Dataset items

★ ★ ★ ★ ★ ★ ★

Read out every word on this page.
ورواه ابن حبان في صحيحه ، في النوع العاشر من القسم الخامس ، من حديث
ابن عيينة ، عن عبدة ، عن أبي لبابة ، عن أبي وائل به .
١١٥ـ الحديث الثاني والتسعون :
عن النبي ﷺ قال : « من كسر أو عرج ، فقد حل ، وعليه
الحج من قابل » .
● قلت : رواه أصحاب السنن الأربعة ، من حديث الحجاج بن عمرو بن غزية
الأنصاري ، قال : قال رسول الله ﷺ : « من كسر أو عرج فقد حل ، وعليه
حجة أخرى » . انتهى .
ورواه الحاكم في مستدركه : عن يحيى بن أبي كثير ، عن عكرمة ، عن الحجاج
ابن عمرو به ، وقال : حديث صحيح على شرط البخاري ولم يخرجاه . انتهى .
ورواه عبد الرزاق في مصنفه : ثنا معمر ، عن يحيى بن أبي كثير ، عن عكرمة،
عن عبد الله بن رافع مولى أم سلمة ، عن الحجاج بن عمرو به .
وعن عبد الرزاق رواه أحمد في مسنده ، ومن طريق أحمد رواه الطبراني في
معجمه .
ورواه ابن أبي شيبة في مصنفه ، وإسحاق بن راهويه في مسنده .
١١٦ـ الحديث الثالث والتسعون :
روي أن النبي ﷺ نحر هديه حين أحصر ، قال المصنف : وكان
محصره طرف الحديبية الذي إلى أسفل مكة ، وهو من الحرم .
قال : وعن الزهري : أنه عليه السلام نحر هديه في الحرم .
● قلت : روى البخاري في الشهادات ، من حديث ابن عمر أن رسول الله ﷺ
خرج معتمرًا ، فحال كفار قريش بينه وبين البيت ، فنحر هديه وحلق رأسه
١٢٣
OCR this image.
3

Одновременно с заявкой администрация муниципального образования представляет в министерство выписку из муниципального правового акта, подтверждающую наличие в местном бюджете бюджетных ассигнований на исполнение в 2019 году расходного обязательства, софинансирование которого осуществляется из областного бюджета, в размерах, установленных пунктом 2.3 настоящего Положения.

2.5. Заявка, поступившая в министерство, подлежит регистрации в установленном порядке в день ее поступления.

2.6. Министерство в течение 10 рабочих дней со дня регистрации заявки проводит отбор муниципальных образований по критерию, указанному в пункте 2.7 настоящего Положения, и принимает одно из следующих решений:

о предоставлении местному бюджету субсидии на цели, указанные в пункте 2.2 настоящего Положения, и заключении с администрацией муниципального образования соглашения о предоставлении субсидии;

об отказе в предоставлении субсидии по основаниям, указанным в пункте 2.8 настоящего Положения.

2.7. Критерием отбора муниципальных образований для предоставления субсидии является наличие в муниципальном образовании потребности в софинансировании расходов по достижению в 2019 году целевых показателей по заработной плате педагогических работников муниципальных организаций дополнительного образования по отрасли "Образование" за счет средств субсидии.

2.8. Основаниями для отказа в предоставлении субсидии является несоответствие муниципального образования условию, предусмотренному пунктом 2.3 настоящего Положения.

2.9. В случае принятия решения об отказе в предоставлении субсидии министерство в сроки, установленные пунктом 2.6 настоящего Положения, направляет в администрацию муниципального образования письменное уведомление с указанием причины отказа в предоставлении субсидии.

★ ★ ★ ★ ★ ★ ★

Goal. Filter the records above for lines containing the word "النبي", and copy those lines.

Worked answer.
عن النبي ﷺ قال : « من كسر أو عرج ، فقد حل ، وعليه
روي أن النبي ﷺ نحر هديه حين أحصر ، قال المصنف : وكان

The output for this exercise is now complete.